WORK TO DO
Pictures are to be left out; otherwise, copy exactly the lines from the line containing "Enumerate this screenshot's" through the end of the data.

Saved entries
-----
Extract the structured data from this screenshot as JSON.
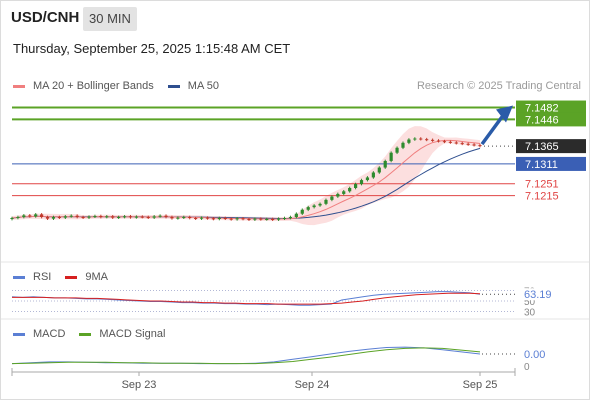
{
  "header": {
    "symbol": "USD/CNH",
    "timeframe": "30 MIN",
    "datetime": "Thursday, September 25, 2025 1:15:48 AM CET"
  },
  "legend": {
    "ma20_label": "MA 20 + Bollinger Bands",
    "ma50_label": "MA 50",
    "credit": "Research © 2025 Trading Central"
  },
  "colors": {
    "ma20": "#f07f7f",
    "ma50": "#2f4f8f",
    "bollinger_fill": "#fbd9d9",
    "resistance": "#5ba326",
    "support": "#3a5fb5",
    "minor_resistance": "#e04545",
    "candle_up": "#2e8b2e",
    "candle_down": "#c0392b",
    "arrow": "#2a5ba8",
    "rsi": "#5b7fd4",
    "rsi_ma": "#d62020",
    "macd": "#5b7fd4",
    "macd_signal": "#5ba326"
  },
  "chart_data": [
    {
      "type": "line",
      "panel": "price",
      "title": "USD/CNH",
      "subtitle": "30 MIN",
      "ylim": [
        7.105,
        7.152
      ],
      "x_tick_labels": [
        "Sep 23",
        "Sep 24",
        "Sep 25"
      ],
      "candles_close": [
        7.1147,
        7.115,
        7.1155,
        7.1152,
        7.1158,
        7.115,
        7.1145,
        7.115,
        7.1148,
        7.1152,
        7.1154,
        7.115,
        7.1148,
        7.1151,
        7.1153,
        7.115,
        7.1152,
        7.1148,
        7.115,
        7.1152,
        7.1149,
        7.1151,
        7.115,
        7.1148,
        7.1152,
        7.1154,
        7.115,
        7.1146,
        7.1148,
        7.115,
        7.1147,
        7.1145,
        7.1148,
        7.1146,
        7.1144,
        7.1147,
        7.1145,
        7.1143,
        7.1146,
        7.1144,
        7.1142,
        7.1145,
        7.1143,
        7.1144,
        7.1142,
        7.1145,
        7.1147,
        7.115,
        7.116,
        7.1172,
        7.118,
        7.1185,
        7.119,
        7.1202,
        7.1212,
        7.122,
        7.1228,
        7.1238,
        7.125,
        7.1262,
        7.127,
        7.1285,
        7.13,
        7.132,
        7.1345,
        7.136,
        7.1375,
        7.1385,
        7.1388,
        7.1386,
        7.1384,
        7.1382,
        7.138,
        7.1378,
        7.1376,
        7.1374,
        7.1372,
        7.137,
        7.1368,
        7.1365
      ],
      "current_price": "7.1365",
      "levels": [
        {
          "label": "7.1482",
          "value": 7.1482,
          "kind": "resistance"
        },
        {
          "label": "7.1446",
          "value": 7.1446,
          "kind": "resistance"
        },
        {
          "label": "7.1311",
          "value": 7.1311,
          "kind": "support"
        },
        {
          "label": "7.1251",
          "value": 7.1251,
          "kind": "minor_resistance"
        },
        {
          "label": "7.1215",
          "value": 7.1215,
          "kind": "minor_resistance"
        }
      ],
      "legend": [
        "MA 20 + Bollinger Bands",
        "MA 50"
      ],
      "legend_position": "top-left",
      "grid": false
    },
    {
      "type": "line",
      "panel": "rsi",
      "legend": [
        "RSI",
        "9MA"
      ],
      "series": [
        {
          "name": "RSI",
          "values": [
            58,
            57,
            58,
            57,
            56,
            56,
            55,
            54,
            54,
            53,
            52,
            51,
            50,
            49,
            49,
            48,
            47,
            47,
            46,
            46,
            45,
            45,
            44,
            44,
            43,
            44,
            43,
            42,
            42,
            43,
            44,
            52,
            55,
            58,
            61,
            63,
            64,
            65,
            66,
            67,
            68,
            68,
            67,
            66,
            63
          ]
        },
        {
          "name": "9MA",
          "values": [
            57,
            57,
            57,
            57,
            56,
            56,
            56,
            55,
            55,
            54,
            53,
            52,
            51,
            50,
            50,
            49,
            48,
            48,
            47,
            47,
            46,
            46,
            45,
            45,
            45,
            44,
            44,
            44,
            44,
            44,
            45,
            46,
            48,
            50,
            53,
            56,
            58,
            60,
            62,
            63,
            64,
            65,
            65,
            65,
            64
          ]
        }
      ],
      "current_label": "63.19",
      "tick_labels": [
        "70",
        "50",
        "30"
      ],
      "ylim": [
        25,
        75
      ]
    },
    {
      "type": "line",
      "panel": "macd",
      "legend": [
        "MACD",
        "MACD Signal"
      ],
      "series": [
        {
          "name": "MACD",
          "values": [
            0,
            0.0002,
            0.0004,
            0.0004,
            0.0003,
            0.0002,
            0.0002,
            0.0001,
            0.0001,
            0.0001,
            0.0,
            0.0,
            0.0,
            0.0001,
            0.0004,
            0.001,
            0.0016,
            0.0022,
            0.0028,
            0.0033,
            0.0037,
            0.0038,
            0.0036,
            0.0032,
            0.0027,
            0.0022
          ]
        },
        {
          "name": "MACD Signal",
          "values": [
            0,
            0.0001,
            0.0002,
            0.0003,
            0.0003,
            0.0003,
            0.0002,
            0.0002,
            0.0001,
            0.0001,
            0.0001,
            0.0,
            0.0,
            0.0,
            0.0002,
            0.0005,
            0.001,
            0.0015,
            0.0021,
            0.0027,
            0.0032,
            0.0035,
            0.0036,
            0.0035,
            0.0031,
            0.0027
          ]
        }
      ],
      "current_label": "0.00",
      "tick_labels": [
        "0"
      ],
      "ylim": [
        -0.001,
        0.0045
      ]
    }
  ]
}
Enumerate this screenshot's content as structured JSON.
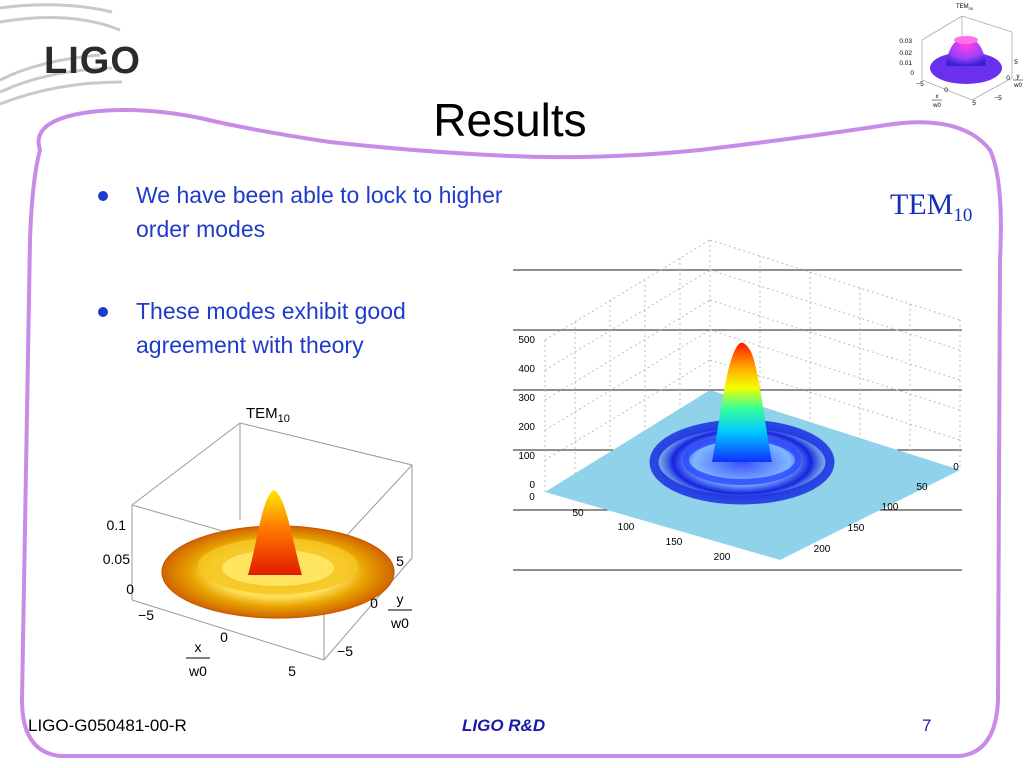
{
  "header": {
    "logo_text": "LIGO",
    "title": "Results"
  },
  "bullets": [
    "We have been able to lock to higher order modes",
    "These modes exhibit good agreement with theory"
  ],
  "measured_label": {
    "base": "TEM",
    "sub": "10"
  },
  "theory_plot": {
    "title": "TEM",
    "title_sub": "10",
    "z_ticks": [
      "0.1",
      "0.05",
      "0"
    ],
    "x_ticks": [
      "−5",
      "0",
      "5"
    ],
    "y_ticks": [
      "5",
      "0",
      "−5"
    ],
    "x_label_num": "x",
    "x_label_den": "w0",
    "y_label_num": "y",
    "y_label_den": "w0"
  },
  "measured_plot": {
    "z_ticks": [
      "500",
      "400",
      "300",
      "200",
      "100",
      "0"
    ],
    "x_ticks": [
      "0",
      "50",
      "100",
      "150",
      "200"
    ],
    "y_ticks": [
      "0",
      "50",
      "100",
      "150",
      "200"
    ]
  },
  "thumb_plot": {
    "title": "TEM",
    "title_sub": "00",
    "z_ticks": [
      "0.03",
      "0.02",
      "0.01",
      "0"
    ],
    "x_ticks": [
      "−5",
      "0",
      "5"
    ],
    "y_ticks": [
      "5",
      "0",
      "−5"
    ],
    "x_label_num": "x",
    "x_label_den": "w0",
    "y_label_num": "y",
    "y_label_den": "w0"
  },
  "footer": {
    "doc_id": "LIGO-G050481-00-R",
    "center": "LIGO R&D",
    "page": "7"
  },
  "colors": {
    "frame": "#c98be6",
    "bullet_text": "#1f3cc8",
    "footer_accent": "#1a1aa8"
  }
}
-----
RESULT FOR THIS TASK
Enumerate this screenshot's content as structured JSON.
{
  "header": {
    "logo_text": "LIGO",
    "title": "Results"
  },
  "bullets": [
    "We have been able to lock to higher order modes",
    "These modes exhibit good agreement with theory"
  ],
  "measured_label": {
    "base": "TEM",
    "sub": "10"
  },
  "theory_plot": {
    "title": "TEM",
    "title_sub": "10",
    "z_ticks": [
      "0.1",
      "0.05",
      "0"
    ],
    "x_ticks": [
      "−5",
      "0",
      "5"
    ],
    "y_ticks": [
      "5",
      "0",
      "−5"
    ],
    "x_label_num": "x",
    "x_label_den": "w0",
    "y_label_num": "y",
    "y_label_den": "w0"
  },
  "measured_plot": {
    "z_ticks": [
      "500",
      "400",
      "300",
      "200",
      "100",
      "0"
    ],
    "x_ticks": [
      "0",
      "50",
      "100",
      "150",
      "200"
    ],
    "y_ticks": [
      "0",
      "50",
      "100",
      "150",
      "200"
    ]
  },
  "thumb_plot": {
    "title": "TEM",
    "title_sub": "00",
    "z_ticks": [
      "0.03",
      "0.02",
      "0.01",
      "0"
    ],
    "x_ticks": [
      "−5",
      "0",
      "5"
    ],
    "y_ticks": [
      "5",
      "0",
      "−5"
    ],
    "x_label_num": "x",
    "x_label_den": "w0",
    "y_label_num": "y",
    "y_label_den": "w0"
  },
  "footer": {
    "doc_id": "LIGO-G050481-00-R",
    "center": "LIGO R&D",
    "page": "7"
  },
  "colors": {
    "frame": "#c98be6",
    "bullet_text": "#1f3cc8",
    "footer_accent": "#1a1aa8"
  }
}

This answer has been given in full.